### TASK GOAL
Copy out exactly the lines running from the one with "Read out every word on this page." through the final line, both ends included, and nothing else. Pictures stay out of the copy.

-=-=-=-=-

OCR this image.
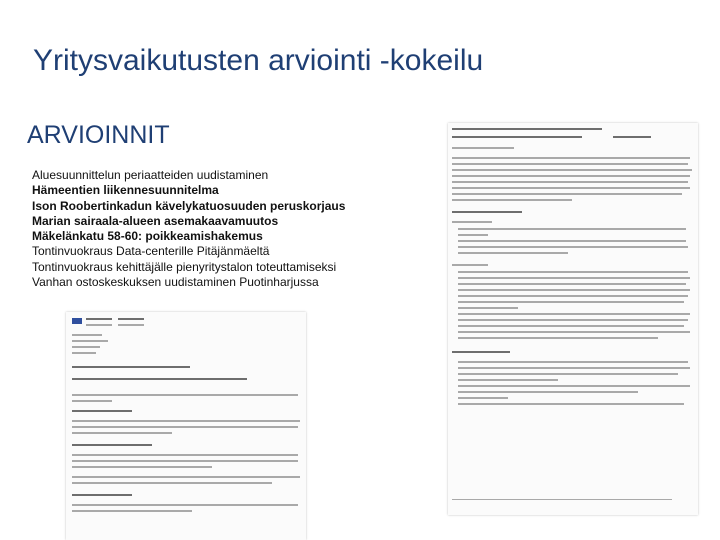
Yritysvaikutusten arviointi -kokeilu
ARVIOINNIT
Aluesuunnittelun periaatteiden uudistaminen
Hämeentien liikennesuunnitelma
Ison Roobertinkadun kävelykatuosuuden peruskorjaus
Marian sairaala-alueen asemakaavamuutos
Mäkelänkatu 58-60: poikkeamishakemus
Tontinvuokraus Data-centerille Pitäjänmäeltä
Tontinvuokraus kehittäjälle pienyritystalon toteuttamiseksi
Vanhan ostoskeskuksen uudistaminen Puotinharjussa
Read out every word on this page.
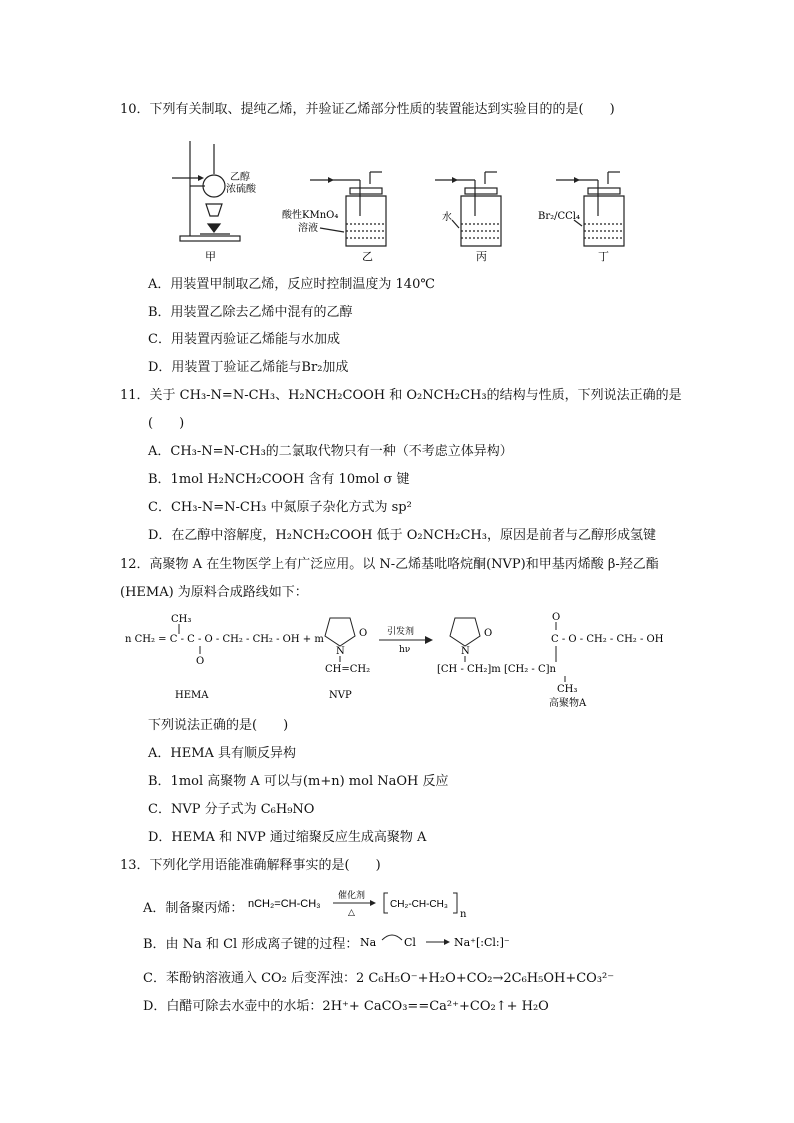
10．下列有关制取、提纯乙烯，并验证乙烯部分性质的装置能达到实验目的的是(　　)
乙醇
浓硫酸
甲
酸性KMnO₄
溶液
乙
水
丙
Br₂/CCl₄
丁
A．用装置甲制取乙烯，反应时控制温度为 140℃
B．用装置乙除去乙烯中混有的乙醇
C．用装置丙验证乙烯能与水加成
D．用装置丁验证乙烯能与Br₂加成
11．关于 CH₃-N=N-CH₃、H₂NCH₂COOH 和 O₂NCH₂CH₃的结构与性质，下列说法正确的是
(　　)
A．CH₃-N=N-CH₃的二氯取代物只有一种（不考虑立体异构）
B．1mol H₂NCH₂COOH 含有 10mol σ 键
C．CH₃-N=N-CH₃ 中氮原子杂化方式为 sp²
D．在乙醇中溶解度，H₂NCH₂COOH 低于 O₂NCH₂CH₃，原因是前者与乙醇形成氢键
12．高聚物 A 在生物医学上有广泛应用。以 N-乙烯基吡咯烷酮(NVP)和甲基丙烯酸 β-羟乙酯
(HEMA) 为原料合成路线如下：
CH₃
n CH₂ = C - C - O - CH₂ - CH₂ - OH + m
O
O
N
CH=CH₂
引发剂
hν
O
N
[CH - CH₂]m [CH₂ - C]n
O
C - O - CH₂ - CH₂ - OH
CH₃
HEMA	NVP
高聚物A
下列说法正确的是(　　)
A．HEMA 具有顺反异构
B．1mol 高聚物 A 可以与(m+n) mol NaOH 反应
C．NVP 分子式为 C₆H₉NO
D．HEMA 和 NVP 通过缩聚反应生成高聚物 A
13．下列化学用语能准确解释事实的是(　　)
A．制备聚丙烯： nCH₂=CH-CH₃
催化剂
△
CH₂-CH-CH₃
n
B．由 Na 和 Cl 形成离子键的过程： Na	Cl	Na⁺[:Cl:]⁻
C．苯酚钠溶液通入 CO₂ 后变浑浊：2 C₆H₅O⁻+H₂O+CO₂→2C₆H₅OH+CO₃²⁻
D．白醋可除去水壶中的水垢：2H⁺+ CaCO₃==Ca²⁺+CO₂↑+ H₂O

-=-=-=-=-

### SOLUTION TO THIS PROBLEM
Read out every word on this page.
10．下列有关制取、提纯乙烯，并验证乙烯部分性质的装置能达到实验目的的是(　　)
乙醇
浓硫酸
甲
酸性KMnO₄
溶液
乙
水
丙
Br₂/CCl₄
丁
A．用装置甲制取乙烯，反应时控制温度为 140℃
B．用装置乙除去乙烯中混有的乙醇
C．用装置丙验证乙烯能与水加成
D．用装置丁验证乙烯能与Br₂加成
11．关于 CH₃-N=N-CH₃、H₂NCH₂COOH 和 O₂NCH₂CH₃的结构与性质，下列说法正确的是
(　　)
A．CH₃-N=N-CH₃的二氯取代物只有一种（不考虑立体异构）
B．1mol H₂NCH₂COOH 含有 10mol σ 键
C．CH₃-N=N-CH₃ 中氮原子杂化方式为 sp²
D．在乙醇中溶解度，H₂NCH₂COOH 低于 O₂NCH₂CH₃，原因是前者与乙醇形成氢键
12．高聚物 A 在生物医学上有广泛应用。以 N-乙烯基吡咯烷酮(NVP)和甲基丙烯酸 β-羟乙酯
(HEMA) 为原料合成路线如下：
CH₃
n CH₂ = C - C - O - CH₂ - CH₂ - OH + m
O
O
N
CH=CH₂
引发剂
hν
O
N
[CH - CH₂]m [CH₂ - C]n
O
C - O - CH₂ - CH₂ - OH
CH₃
HEMA	NVP
高聚物A
下列说法正确的是(　　)
A．HEMA 具有顺反异构
B．1mol 高聚物 A 可以与(m+n) mol NaOH 反应
C．NVP 分子式为 C₆H₉NO
D．HEMA 和 NVP 通过缩聚反应生成高聚物 A
13．下列化学用语能准确解释事实的是(　　)
A．制备聚丙烯： nCH₂=CH-CH₃
催化剂
△
CH₂-CH-CH₃
n
B．由 Na 和 Cl 形成离子键的过程： Na	Cl	Na⁺[:Cl:]⁻
C．苯酚钠溶液通入 CO₂ 后变浑浊：2 C₆H₅O⁻+H₂O+CO₂→2C₆H₅OH+CO₃²⁻
D．白醋可除去水壶中的水垢：2H⁺+ CaCO₃==Ca²⁺+CO₂↑+ H₂O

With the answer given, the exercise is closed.